[Dataset items]
____________

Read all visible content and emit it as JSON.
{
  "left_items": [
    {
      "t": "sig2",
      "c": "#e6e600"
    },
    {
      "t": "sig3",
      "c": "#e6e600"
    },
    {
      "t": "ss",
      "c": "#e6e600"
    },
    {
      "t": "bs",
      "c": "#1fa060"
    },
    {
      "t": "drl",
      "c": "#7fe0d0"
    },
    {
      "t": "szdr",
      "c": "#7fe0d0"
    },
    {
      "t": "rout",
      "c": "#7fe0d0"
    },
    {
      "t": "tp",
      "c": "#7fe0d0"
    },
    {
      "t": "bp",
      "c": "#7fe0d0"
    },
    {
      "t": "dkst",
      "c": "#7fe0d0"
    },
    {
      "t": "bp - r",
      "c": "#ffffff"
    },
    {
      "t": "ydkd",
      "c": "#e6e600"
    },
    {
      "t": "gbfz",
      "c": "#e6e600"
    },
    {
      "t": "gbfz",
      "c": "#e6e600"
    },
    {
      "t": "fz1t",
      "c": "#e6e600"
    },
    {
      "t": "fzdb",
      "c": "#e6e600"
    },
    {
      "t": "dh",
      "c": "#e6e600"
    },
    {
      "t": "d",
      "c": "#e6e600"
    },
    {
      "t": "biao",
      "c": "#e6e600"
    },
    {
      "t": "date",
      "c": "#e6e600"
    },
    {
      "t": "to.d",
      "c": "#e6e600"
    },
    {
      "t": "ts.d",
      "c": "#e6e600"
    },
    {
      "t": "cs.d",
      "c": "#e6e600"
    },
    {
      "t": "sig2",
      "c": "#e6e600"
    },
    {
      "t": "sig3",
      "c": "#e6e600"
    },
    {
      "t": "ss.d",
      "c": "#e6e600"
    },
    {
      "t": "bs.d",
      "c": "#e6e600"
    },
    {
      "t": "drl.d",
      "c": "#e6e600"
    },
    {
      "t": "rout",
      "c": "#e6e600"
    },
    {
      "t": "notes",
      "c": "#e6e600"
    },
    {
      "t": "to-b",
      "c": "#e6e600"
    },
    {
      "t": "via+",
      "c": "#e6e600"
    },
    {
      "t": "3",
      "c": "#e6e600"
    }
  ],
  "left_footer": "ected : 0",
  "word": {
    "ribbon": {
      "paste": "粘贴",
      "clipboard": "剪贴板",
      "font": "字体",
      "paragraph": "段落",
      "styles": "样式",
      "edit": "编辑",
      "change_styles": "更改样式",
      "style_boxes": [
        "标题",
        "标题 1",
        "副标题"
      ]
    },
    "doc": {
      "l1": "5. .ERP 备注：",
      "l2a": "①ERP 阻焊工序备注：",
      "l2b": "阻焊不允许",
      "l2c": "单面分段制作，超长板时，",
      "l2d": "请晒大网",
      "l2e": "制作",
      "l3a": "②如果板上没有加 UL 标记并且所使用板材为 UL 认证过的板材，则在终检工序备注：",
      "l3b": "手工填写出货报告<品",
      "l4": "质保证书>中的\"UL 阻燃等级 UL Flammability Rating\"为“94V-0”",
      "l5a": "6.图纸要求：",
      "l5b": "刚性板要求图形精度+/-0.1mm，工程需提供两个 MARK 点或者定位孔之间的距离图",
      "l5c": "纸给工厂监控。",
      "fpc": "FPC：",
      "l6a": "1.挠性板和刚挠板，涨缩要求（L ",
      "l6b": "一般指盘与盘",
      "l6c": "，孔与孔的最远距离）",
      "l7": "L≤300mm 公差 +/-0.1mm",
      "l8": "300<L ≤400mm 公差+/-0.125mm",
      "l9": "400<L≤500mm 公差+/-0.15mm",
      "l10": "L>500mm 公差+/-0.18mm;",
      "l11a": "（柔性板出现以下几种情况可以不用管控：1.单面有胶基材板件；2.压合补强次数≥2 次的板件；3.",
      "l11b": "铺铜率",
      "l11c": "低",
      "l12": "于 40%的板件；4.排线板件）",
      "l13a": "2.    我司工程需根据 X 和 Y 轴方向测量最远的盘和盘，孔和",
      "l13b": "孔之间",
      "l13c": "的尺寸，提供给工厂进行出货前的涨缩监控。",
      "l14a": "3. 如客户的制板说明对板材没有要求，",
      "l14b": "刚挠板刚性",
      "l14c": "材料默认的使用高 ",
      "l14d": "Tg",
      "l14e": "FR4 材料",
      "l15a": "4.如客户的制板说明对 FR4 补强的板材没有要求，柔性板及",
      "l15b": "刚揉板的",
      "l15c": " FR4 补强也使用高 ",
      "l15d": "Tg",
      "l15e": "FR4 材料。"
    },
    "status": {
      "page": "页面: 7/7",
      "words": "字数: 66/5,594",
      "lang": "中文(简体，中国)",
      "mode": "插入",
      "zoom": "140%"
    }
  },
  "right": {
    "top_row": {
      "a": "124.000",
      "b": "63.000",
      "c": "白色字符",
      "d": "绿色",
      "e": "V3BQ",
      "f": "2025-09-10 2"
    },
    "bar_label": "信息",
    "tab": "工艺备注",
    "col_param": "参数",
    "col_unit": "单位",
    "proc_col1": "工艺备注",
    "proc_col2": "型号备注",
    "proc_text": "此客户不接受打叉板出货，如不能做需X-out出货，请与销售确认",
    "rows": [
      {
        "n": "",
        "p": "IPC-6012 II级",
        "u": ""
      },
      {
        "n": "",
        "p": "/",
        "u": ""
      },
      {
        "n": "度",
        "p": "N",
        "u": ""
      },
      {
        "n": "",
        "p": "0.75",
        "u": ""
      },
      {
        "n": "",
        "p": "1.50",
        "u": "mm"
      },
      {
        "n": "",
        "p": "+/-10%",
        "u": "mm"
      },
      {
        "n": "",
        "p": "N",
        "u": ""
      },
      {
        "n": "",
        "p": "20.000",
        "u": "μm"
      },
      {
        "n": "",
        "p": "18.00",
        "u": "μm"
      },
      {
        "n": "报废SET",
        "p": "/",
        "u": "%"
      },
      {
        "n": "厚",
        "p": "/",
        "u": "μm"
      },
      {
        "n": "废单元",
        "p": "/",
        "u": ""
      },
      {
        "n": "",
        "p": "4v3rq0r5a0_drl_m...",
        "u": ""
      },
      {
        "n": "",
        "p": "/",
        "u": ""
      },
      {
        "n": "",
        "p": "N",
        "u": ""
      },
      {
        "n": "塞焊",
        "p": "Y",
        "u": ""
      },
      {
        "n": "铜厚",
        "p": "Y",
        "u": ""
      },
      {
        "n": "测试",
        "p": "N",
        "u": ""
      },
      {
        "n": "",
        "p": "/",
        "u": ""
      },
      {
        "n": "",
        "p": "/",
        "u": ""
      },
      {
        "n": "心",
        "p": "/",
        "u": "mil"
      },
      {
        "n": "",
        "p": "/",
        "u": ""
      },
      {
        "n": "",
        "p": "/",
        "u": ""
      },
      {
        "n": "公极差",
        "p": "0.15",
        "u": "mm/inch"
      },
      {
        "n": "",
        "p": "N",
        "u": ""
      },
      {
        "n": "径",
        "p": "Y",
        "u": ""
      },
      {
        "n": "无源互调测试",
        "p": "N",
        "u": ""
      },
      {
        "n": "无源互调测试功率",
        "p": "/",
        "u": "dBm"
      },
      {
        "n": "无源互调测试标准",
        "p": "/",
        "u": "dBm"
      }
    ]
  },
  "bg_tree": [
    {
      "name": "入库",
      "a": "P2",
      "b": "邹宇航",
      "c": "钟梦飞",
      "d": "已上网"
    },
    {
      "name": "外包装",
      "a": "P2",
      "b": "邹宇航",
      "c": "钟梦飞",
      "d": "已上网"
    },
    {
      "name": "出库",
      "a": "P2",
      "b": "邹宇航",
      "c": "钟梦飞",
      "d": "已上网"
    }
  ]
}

____________

AIM OF THE EXERCISE: Transcribe all entries exactly as they are given.

SOLUTION:
Read all visible content and emit it as JSON.
{
  "left_items": [
    {
      "t": "sig2",
      "c": "#e6e600"
    },
    {
      "t": "sig3",
      "c": "#e6e600"
    },
    {
      "t": "ss",
      "c": "#e6e600"
    },
    {
      "t": "bs",
      "c": "#1fa060"
    },
    {
      "t": "drl",
      "c": "#7fe0d0"
    },
    {
      "t": "szdr",
      "c": "#7fe0d0"
    },
    {
      "t": "rout",
      "c": "#7fe0d0"
    },
    {
      "t": "tp",
      "c": "#7fe0d0"
    },
    {
      "t": "bp",
      "c": "#7fe0d0"
    },
    {
      "t": "dkst",
      "c": "#7fe0d0"
    },
    {
      "t": "bp - r",
      "c": "#ffffff"
    },
    {
      "t": "ydkd",
      "c": "#e6e600"
    },
    {
      "t": "gbfz",
      "c": "#e6e600"
    },
    {
      "t": "gbfz",
      "c": "#e6e600"
    },
    {
      "t": "fz1t",
      "c": "#e6e600"
    },
    {
      "t": "fzdb",
      "c": "#e6e600"
    },
    {
      "t": "dh",
      "c": "#e6e600"
    },
    {
      "t": "d",
      "c": "#e6e600"
    },
    {
      "t": "biao",
      "c": "#e6e600"
    },
    {
      "t": "date",
      "c": "#e6e600"
    },
    {
      "t": "to.d",
      "c": "#e6e600"
    },
    {
      "t": "ts.d",
      "c": "#e6e600"
    },
    {
      "t": "cs.d",
      "c": "#e6e600"
    },
    {
      "t": "sig2",
      "c": "#e6e600"
    },
    {
      "t": "sig3",
      "c": "#e6e600"
    },
    {
      "t": "ss.d",
      "c": "#e6e600"
    },
    {
      "t": "bs.d",
      "c": "#e6e600"
    },
    {
      "t": "drl.d",
      "c": "#e6e600"
    },
    {
      "t": "rout",
      "c": "#e6e600"
    },
    {
      "t": "notes",
      "c": "#e6e600"
    },
    {
      "t": "to-b",
      "c": "#e6e600"
    },
    {
      "t": "via+",
      "c": "#e6e600"
    },
    {
      "t": "3",
      "c": "#e6e600"
    }
  ],
  "left_footer": "ected : 0",
  "word": {
    "ribbon": {
      "paste": "粘贴",
      "clipboard": "剪贴板",
      "font": "字体",
      "paragraph": "段落",
      "styles": "样式",
      "edit": "编辑",
      "change_styles": "更改样式",
      "style_boxes": [
        "标题",
        "标题 1",
        "副标题"
      ]
    },
    "doc": {
      "l1": "5. .ERP 备注：",
      "l2a": "①ERP 阻焊工序备注：",
      "l2b": "阻焊不允许",
      "l2c": "单面分段制作，超长板时，",
      "l2d": "请晒大网",
      "l2e": "制作",
      "l3a": "②如果板上没有加 UL 标记并且所使用板材为 UL 认证过的板材，则在终检工序备注：",
      "l3b": "手工填写出货报告<品",
      "l4": "质保证书>中的\"UL 阻燃等级 UL Flammability Rating\"为“94V-0”",
      "l5a": "6.图纸要求：",
      "l5b": "刚性板要求图形精度+/-0.1mm，工程需提供两个 MARK 点或者定位孔之间的距离图",
      "l5c": "纸给工厂监控。",
      "fpc": "FPC：",
      "l6a": "1.挠性板和刚挠板，涨缩要求（L ",
      "l6b": "一般指盘与盘",
      "l6c": "，孔与孔的最远距离）",
      "l7": "L≤300mm 公差 +/-0.1mm",
      "l8": "300<L ≤400mm 公差+/-0.125mm",
      "l9": "400<L≤500mm 公差+/-0.15mm",
      "l10": "L>500mm 公差+/-0.18mm;",
      "l11a": "（柔性板出现以下几种情况可以不用管控：1.单面有胶基材板件；2.压合补强次数≥2 次的板件；3.",
      "l11b": "铺铜率",
      "l11c": "低",
      "l12": "于 40%的板件；4.排线板件）",
      "l13a": "2.    我司工程需根据 X 和 Y 轴方向测量最远的盘和盘，孔和",
      "l13b": "孔之间",
      "l13c": "的尺寸，提供给工厂进行出货前的涨缩监控。",
      "l14a": "3. 如客户的制板说明对板材没有要求，",
      "l14b": "刚挠板刚性",
      "l14c": "材料默认的使用高 ",
      "l14d": "Tg",
      "l14e": "FR4 材料",
      "l15a": "4.如客户的制板说明对 FR4 补强的板材没有要求，柔性板及",
      "l15b": "刚揉板的",
      "l15c": " FR4 补强也使用高 ",
      "l15d": "Tg",
      "l15e": "FR4 材料。"
    },
    "status": {
      "page": "页面: 7/7",
      "words": "字数: 66/5,594",
      "lang": "中文(简体，中国)",
      "mode": "插入",
      "zoom": "140%"
    }
  },
  "right": {
    "top_row": {
      "a": "124.000",
      "b": "63.000",
      "c": "白色字符",
      "d": "绿色",
      "e": "V3BQ",
      "f": "2025-09-10 2"
    },
    "bar_label": "信息",
    "tab": "工艺备注",
    "col_param": "参数",
    "col_unit": "单位",
    "proc_col1": "工艺备注",
    "proc_col2": "型号备注",
    "proc_text": "此客户不接受打叉板出货，如不能做需X-out出货，请与销售确认",
    "rows": [
      {
        "n": "",
        "p": "IPC-6012 II级",
        "u": ""
      },
      {
        "n": "",
        "p": "/",
        "u": ""
      },
      {
        "n": "度",
        "p": "N",
        "u": ""
      },
      {
        "n": "",
        "p": "0.75",
        "u": ""
      },
      {
        "n": "",
        "p": "1.50",
        "u": "mm"
      },
      {
        "n": "",
        "p": "+/-10%",
        "u": "mm"
      },
      {
        "n": "",
        "p": "N",
        "u": ""
      },
      {
        "n": "",
        "p": "20.000",
        "u": "μm"
      },
      {
        "n": "",
        "p": "18.00",
        "u": "μm"
      },
      {
        "n": "报废SET",
        "p": "/",
        "u": "%"
      },
      {
        "n": "厚",
        "p": "/",
        "u": "μm"
      },
      {
        "n": "废单元",
        "p": "/",
        "u": ""
      },
      {
        "n": "",
        "p": "4v3rq0r5a0_drl_m...",
        "u": ""
      },
      {
        "n": "",
        "p": "/",
        "u": ""
      },
      {
        "n": "",
        "p": "N",
        "u": ""
      },
      {
        "n": "塞焊",
        "p": "Y",
        "u": ""
      },
      {
        "n": "铜厚",
        "p": "Y",
        "u": ""
      },
      {
        "n": "测试",
        "p": "N",
        "u": ""
      },
      {
        "n": "",
        "p": "/",
        "u": ""
      },
      {
        "n": "",
        "p": "/",
        "u": ""
      },
      {
        "n": "心",
        "p": "/",
        "u": "mil"
      },
      {
        "n": "",
        "p": "/",
        "u": ""
      },
      {
        "n": "",
        "p": "/",
        "u": ""
      },
      {
        "n": "公极差",
        "p": "0.15",
        "u": "mm/inch"
      },
      {
        "n": "",
        "p": "N",
        "u": ""
      },
      {
        "n": "径",
        "p": "Y",
        "u": ""
      },
      {
        "n": "无源互调测试",
        "p": "N",
        "u": ""
      },
      {
        "n": "无源互调测试功率",
        "p": "/",
        "u": "dBm"
      },
      {
        "n": "无源互调测试标准",
        "p": "/",
        "u": "dBm"
      }
    ]
  },
  "bg_tree": [
    {
      "name": "入库",
      "a": "P2",
      "b": "邹宇航",
      "c": "钟梦飞",
      "d": "已上网"
    },
    {
      "name": "外包装",
      "a": "P2",
      "b": "邹宇航",
      "c": "钟梦飞",
      "d": "已上网"
    },
    {
      "name": "出库",
      "a": "P2",
      "b": "邹宇航",
      "c": "钟梦飞",
      "d": "已上网"
    }
  ]
}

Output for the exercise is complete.